[Given exercise]
Write out the material again exactly, please, and omit the pictures.

◆ ◆ ◆ ◆ ◆

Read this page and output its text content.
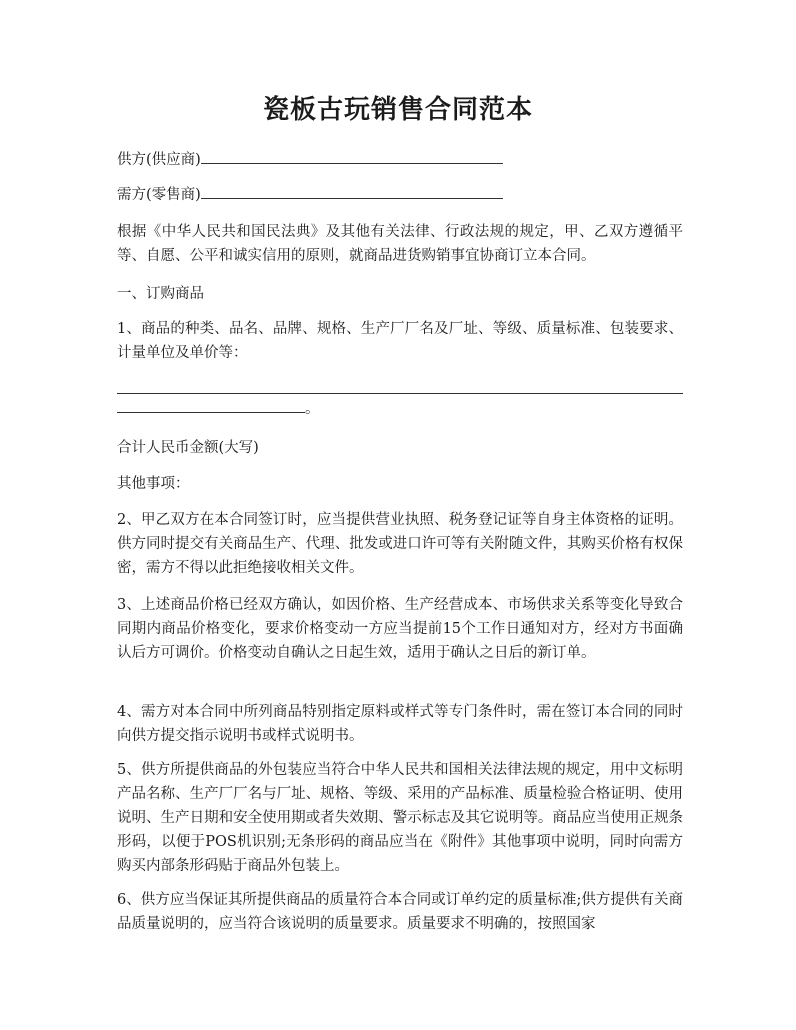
瓷板古玩销售合同范本
供方(供应商)
需方(零售商)
根据《中华人民共和国民法典》及其他有关法律、行政法规的规定，甲、乙双方遵循平等、自愿、公平和诚实信用的原则，就商品进货购销事宜协商订立本合同。
一、订购商品
1、商品的种类、品名、品牌、规格、生产厂厂名及厂址、等级、质量标准、包装要求、计量单位及单价等：
。
合计人民币金额(大写)
其他事项：
2、甲乙双方在本合同签订时，应当提供营业执照、税务登记证等自身主体资格的证明。供方同时提交有关商品生产、代理、批发或进口许可等有关附随文件，其购买价格有权保密，需方不得以此拒绝接收相关文件。
3、上述商品价格已经双方确认，如因价格、生产经营成本、市场供求关系等变化导致合同期内商品价格变化，要求价格变动一方应当提前15个工作日通知对方，经对方书面确认后方可调价。价格变动自确认之日起生效，适用于确认之日后的新订单。
4、需方对本合同中所列商品特别指定原料或样式等专门条件时，需在签订本合同的同时向供方提交指示说明书或样式说明书。
5、供方所提供商品的外包装应当符合中华人民共和国相关法律法规的规定，用中文标明产品名称、生产厂厂名与厂址、规格、等级、采用的产品标准、质量检验合格证明、使用说明、生产日期和安全使用期或者失效期、警示标志及其它说明等。商品应当使用正规条形码，以便于POS机识别;无条形码的商品应当在《附件》其他事项中说明，同时向需方购买内部条形码贴于商品外包装上。
6、供方应当保证其所提供商品的质量符合本合同或订单约定的质量标准;供方提供有关商品质量说明的，应当符合该说明的质量要求。质量要求不明确的，按照国家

◆ ◆ ◆ ◆ ◆

[Output of the exercise]
Read this page and output its text content.
瓷板古玩销售合同范本
供方(供应商)
需方(零售商)
根据《中华人民共和国民法典》及其他有关法律、行政法规的规定，甲、乙双方遵循平等、自愿、公平和诚实信用的原则，就商品进货购销事宜协商订立本合同。
一、订购商品
1、商品的种类、品名、品牌、规格、生产厂厂名及厂址、等级、质量标准、包装要求、计量单位及单价等：
。
合计人民币金额(大写)
其他事项：
2、甲乙双方在本合同签订时，应当提供营业执照、税务登记证等自身主体资格的证明。供方同时提交有关商品生产、代理、批发或进口许可等有关附随文件，其购买价格有权保密，需方不得以此拒绝接收相关文件。
3、上述商品价格已经双方确认，如因价格、生产经营成本、市场供求关系等变化导致合同期内商品价格变化，要求价格变动一方应当提前15个工作日通知对方，经对方书面确认后方可调价。价格变动自确认之日起生效，适用于确认之日后的新订单。
4、需方对本合同中所列商品特别指定原料或样式等专门条件时，需在签订本合同的同时向供方提交指示说明书或样式说明书。
5、供方所提供商品的外包装应当符合中华人民共和国相关法律法规的规定，用中文标明产品名称、生产厂厂名与厂址、规格、等级、采用的产品标准、质量检验合格证明、使用说明、生产日期和安全使用期或者失效期、警示标志及其它说明等。商品应当使用正规条形码，以便于POS机识别;无条形码的商品应当在《附件》其他事项中说明，同时向需方购买内部条形码贴于商品外包装上。
6、供方应当保证其所提供商品的质量符合本合同或订单约定的质量标准;供方提供有关商品质量说明的，应当符合该说明的质量要求。质量要求不明确的，按照国家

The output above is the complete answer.